> _INSTRUCTIONS FOR THE TASK_
Write out the records verbatim, from their start through the line containing "time-range-tab[interactable]: 1Y [773,11,821,49]", with both ends included. Omit the pictures.

[start INPUT ROWS]

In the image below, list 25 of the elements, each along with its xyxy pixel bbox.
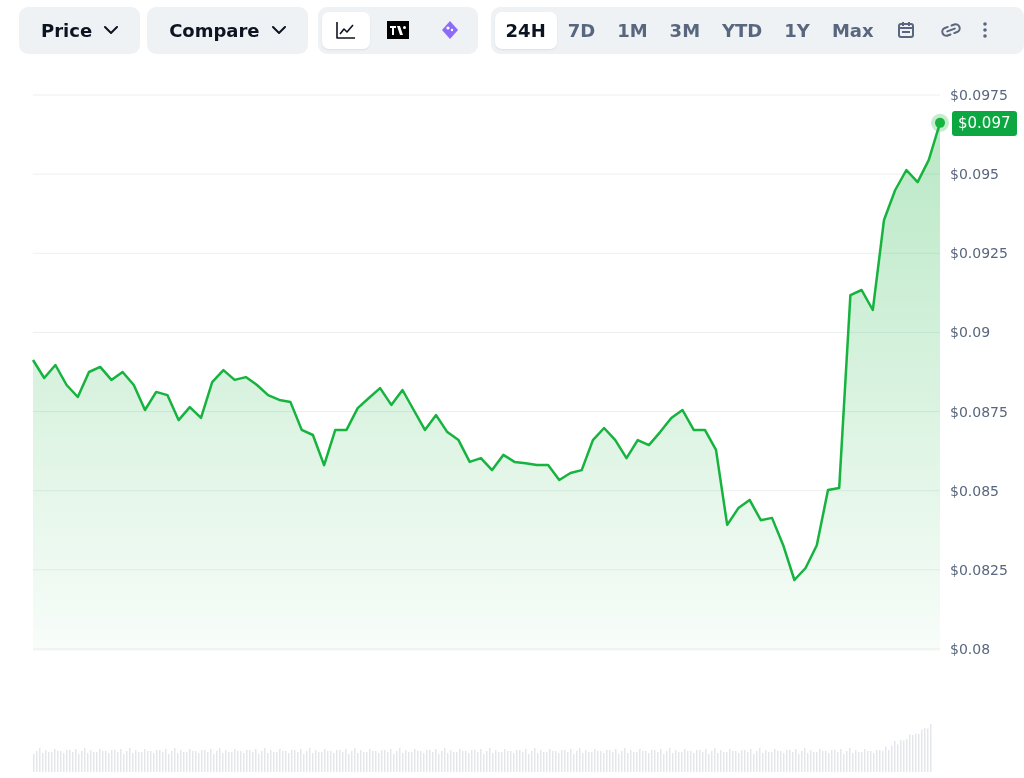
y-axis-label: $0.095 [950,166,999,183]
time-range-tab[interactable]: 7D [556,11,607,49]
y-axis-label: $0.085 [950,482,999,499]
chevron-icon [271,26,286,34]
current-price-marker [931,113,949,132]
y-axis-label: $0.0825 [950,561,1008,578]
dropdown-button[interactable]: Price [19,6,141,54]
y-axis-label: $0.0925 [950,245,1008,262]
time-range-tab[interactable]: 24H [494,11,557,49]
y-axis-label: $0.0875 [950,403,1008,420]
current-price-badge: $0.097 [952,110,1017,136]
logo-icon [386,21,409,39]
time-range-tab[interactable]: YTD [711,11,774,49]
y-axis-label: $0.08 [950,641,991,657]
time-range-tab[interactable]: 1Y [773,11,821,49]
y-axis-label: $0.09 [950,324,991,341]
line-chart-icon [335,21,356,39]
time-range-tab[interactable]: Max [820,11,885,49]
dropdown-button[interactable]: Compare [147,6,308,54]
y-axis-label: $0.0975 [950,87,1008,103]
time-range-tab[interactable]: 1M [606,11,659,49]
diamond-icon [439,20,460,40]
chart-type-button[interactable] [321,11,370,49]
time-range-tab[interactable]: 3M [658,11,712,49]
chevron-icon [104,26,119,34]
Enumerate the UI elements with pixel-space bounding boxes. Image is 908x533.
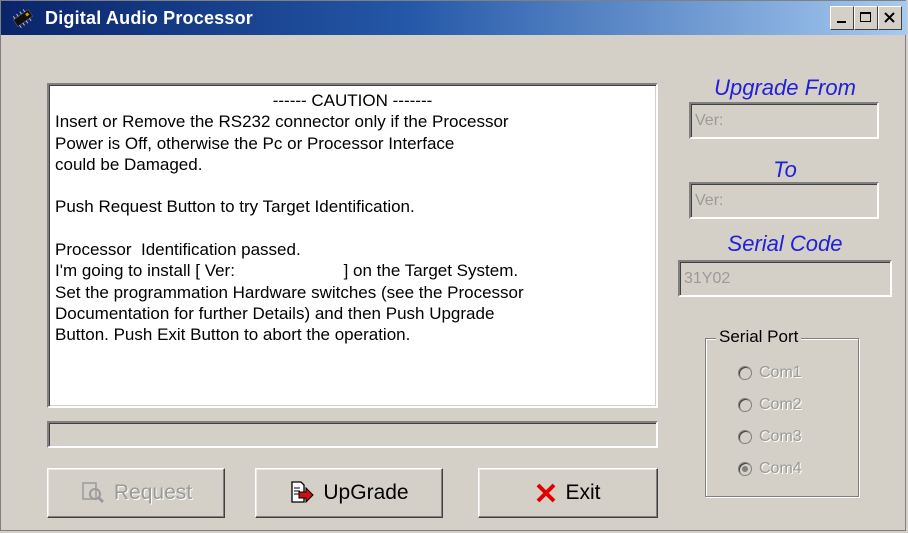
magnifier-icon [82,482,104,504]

[end INPUT ROWS]

> _ANSWER TO THIS EXERCISE_
In the image below, list 25 of the elements, each along with its xyxy pixel bbox.
y-axis-label: $0.095 [950,166,999,183]
time-range-tab[interactable]: 7D [556,11,607,49]
y-axis-label: $0.085 [950,482,999,499]
chevron-icon [271,26,286,34]
current-price-marker [931,113,949,132]
y-axis-label: $0.0825 [950,561,1008,578]
dropdown-button[interactable]: Price [19,6,141,54]
y-axis-label: $0.0925 [950,245,1008,262]
time-range-tab[interactable]: 24H [494,11,557,49]
y-axis-label: $0.0875 [950,403,1008,420]
current-price-badge: $0.097 [952,110,1017,136]
logo-icon [386,21,409,39]
time-range-tab[interactable]: YTD [711,11,774,49]
y-axis-label: $0.08 [950,641,991,657]
time-range-tab[interactable]: 1Y [773,11,821,49]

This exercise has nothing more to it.